__Problem statement__.
Copy the stretch of the LED demo transcript from "[00:03:23] And I" through "2: That's right.", swapping "debug" for "troubleshoot".

Text for analysis section start

[00:02:36] And what that will effectively do is, so that will be the remainder of a constantly incrementing number over the length of the colors. Which basically means it's gonna be 0, 1, 2, 0, 1, 2, 0, 1, 2. Which will translate to red, green, blue, red, green, blue, cool.
[00:02:58] So what I am going to do is I am going to switch to my timer real quick. I am going to get the process moving of deploying this code. I'll switch back to this so you can still see it, as well. T2 run playground.
>> Steve Kinney: And I'll go back to this code.
[00:03:23] And I soon enough will either see a red, green, blue color changing LED, or I will not. And then I will, in the second half of that probability, have to debug and figure out what's going on. Perfect. Yep. That is definitely true. So, to repeat basically, it's not just passing in red green blue, it is pins.
>> Speaker 2: That's right.
>> Steve Kinney: Yep. It's why you pair program with 20 people at the same time. It's really effective.
>> Steve Kinney: Mob programming? Yeah, I like it. Very cool. It's one of those things, you said it and I immediately looked down at my notes. I'm like, yep, that is it.
>> Steve Kinney: All right, building our project. It is one of those things like, this is not a really long time to deploy to the device. But when there's a color changing RGB LED on the other end, it's like an insufferable amount of time. It's like what, 15, 30 seconds in reality?
>> Steve Kinney: All right, so console login.led is a lot of fun. You see it' as a very big object. So my code works. Looking at my LED, I can see that it's just flashing red on and off. My suspicion right now is that I've 50% chance of putting the pin in the wrong way.
[00:05:09] I'd have hit the wrong side of that 50% chance. So I'm gonna take out that console log and I'm gonna redeploy the code. And I'm gonna go over and basically pull out the LED, flip it around, and see if that solves my problem. If it does, we'll all get to see my LED flipping colors.
[00:05:24] I see other people with color changing LEDs right now. So it makes me think that something is right, and it is I who am wrong. Cool, so I'm gonna redeploy the code without that console.log in it. So right now, my LED is flashing red back and forth. Now, this makes me think there's an issue with my ground is in the wrong place.
[00:05:43] So what I'm gonna do is just pull it out and flip it around. As I said earlier, there's like a 50% chance I put it in the wrong way. All right, bring it closer to me for a second so I can see the pins. All right, so I'm missing green in this case.
>> Steve Kinney: All right, I'm gonna bring it close for one moment. Looks like we just got a little bit of a wiring issue here because I've seen all the colors.
>> Steve Kinney: Perfect. So, for a second, I had an issue where I could see all the colors, but it wasn't consistent.
[00:06:45] So it's kinda like, it's one of the problems with effectively doing this from a few feet away from the camera, which is basically some of my resistors were touching, which kind of crossed wires. So just by spreading them out, I was able to fix it. So, in this case, I'm going between red, green and blue.

Text for analysis section end
Recorded data section start

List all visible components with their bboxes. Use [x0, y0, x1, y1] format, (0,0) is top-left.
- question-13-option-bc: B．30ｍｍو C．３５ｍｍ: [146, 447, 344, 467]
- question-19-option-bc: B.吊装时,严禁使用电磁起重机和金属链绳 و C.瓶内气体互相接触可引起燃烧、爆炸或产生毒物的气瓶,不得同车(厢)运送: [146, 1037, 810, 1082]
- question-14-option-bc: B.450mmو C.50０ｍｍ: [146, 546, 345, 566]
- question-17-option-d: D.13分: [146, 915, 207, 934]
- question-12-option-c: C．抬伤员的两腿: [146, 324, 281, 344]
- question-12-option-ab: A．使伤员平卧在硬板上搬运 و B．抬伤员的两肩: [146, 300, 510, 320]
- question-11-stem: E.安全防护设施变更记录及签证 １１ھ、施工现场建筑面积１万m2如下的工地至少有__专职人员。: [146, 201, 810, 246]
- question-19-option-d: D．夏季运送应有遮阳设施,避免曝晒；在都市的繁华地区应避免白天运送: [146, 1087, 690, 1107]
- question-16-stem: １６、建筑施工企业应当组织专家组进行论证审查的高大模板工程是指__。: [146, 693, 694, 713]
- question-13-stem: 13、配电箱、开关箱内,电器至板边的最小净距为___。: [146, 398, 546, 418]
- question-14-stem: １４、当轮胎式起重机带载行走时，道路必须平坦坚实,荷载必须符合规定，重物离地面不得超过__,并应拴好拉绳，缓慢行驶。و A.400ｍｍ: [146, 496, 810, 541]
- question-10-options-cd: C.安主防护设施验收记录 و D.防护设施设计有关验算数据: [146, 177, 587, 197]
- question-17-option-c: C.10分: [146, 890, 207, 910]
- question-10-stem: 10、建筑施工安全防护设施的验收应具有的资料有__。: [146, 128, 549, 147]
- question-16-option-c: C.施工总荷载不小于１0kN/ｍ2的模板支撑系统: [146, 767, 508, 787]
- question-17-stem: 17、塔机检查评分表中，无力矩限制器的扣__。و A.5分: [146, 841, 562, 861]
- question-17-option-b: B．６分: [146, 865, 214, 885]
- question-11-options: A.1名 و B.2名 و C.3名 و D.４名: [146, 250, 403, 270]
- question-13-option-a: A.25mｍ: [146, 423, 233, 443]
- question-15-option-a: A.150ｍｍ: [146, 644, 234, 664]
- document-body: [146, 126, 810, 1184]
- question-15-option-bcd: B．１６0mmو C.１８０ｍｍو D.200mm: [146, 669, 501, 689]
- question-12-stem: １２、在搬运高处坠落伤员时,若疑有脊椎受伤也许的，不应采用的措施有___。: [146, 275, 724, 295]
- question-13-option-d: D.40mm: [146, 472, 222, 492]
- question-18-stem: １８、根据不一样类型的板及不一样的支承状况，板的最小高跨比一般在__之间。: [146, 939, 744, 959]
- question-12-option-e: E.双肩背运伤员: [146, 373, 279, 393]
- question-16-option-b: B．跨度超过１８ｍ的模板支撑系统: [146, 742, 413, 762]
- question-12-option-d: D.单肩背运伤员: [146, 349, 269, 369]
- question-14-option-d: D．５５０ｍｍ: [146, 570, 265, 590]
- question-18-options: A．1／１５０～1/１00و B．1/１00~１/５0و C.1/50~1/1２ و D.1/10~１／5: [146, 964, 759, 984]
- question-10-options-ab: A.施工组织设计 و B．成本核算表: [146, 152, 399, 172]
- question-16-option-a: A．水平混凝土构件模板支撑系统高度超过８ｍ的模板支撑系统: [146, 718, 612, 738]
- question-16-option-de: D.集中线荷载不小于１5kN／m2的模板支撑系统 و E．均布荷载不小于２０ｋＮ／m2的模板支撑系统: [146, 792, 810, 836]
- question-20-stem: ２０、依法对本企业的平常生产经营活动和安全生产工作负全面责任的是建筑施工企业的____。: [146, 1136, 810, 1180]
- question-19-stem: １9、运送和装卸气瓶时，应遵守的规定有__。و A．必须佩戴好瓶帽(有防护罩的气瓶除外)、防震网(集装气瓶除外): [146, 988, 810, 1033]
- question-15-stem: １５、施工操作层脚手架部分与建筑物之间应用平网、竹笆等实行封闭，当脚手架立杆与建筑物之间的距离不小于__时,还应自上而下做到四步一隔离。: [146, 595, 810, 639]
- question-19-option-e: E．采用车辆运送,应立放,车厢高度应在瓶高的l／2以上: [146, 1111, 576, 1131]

Recorded data section end

__Your response__.
[00:03:23] And I soon enough will either see a red, green, blue color changing LED, or I will not. And then I will, in the second half of that probability, have to troubleshoot and figure out what's going on. Perfect. Yep. That is definitely true. So, to repeat basically, it's not just passing in red green blue, it is pins.
>> Speaker 2: That's right.